### What needs to be done
Find every line containing the word "INFORMATION" and report the count, nothing more.

### Task material

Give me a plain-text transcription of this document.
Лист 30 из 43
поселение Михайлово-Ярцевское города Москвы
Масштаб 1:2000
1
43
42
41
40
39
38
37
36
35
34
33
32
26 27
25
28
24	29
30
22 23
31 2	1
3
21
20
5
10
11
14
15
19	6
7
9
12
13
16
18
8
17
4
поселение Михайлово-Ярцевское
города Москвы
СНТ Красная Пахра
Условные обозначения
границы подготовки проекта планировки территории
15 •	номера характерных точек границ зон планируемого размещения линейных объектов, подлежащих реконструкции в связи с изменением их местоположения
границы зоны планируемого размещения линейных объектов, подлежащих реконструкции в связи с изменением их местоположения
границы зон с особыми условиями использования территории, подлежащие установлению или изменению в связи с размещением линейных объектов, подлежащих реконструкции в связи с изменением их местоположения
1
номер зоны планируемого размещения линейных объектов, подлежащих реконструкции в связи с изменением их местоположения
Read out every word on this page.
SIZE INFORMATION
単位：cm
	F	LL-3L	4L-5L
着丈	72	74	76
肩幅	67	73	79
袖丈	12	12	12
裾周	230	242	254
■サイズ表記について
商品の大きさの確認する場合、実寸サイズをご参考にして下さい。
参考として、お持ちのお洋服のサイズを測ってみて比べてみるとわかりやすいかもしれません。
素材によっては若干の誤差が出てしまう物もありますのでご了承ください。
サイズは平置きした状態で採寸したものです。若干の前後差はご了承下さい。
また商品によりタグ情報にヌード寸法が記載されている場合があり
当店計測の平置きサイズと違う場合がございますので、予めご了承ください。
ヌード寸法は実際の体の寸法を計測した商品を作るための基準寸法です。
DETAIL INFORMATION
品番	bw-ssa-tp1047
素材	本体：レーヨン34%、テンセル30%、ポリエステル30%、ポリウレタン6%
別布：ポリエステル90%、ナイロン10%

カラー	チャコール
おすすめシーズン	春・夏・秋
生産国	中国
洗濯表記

### Response for this exercise
2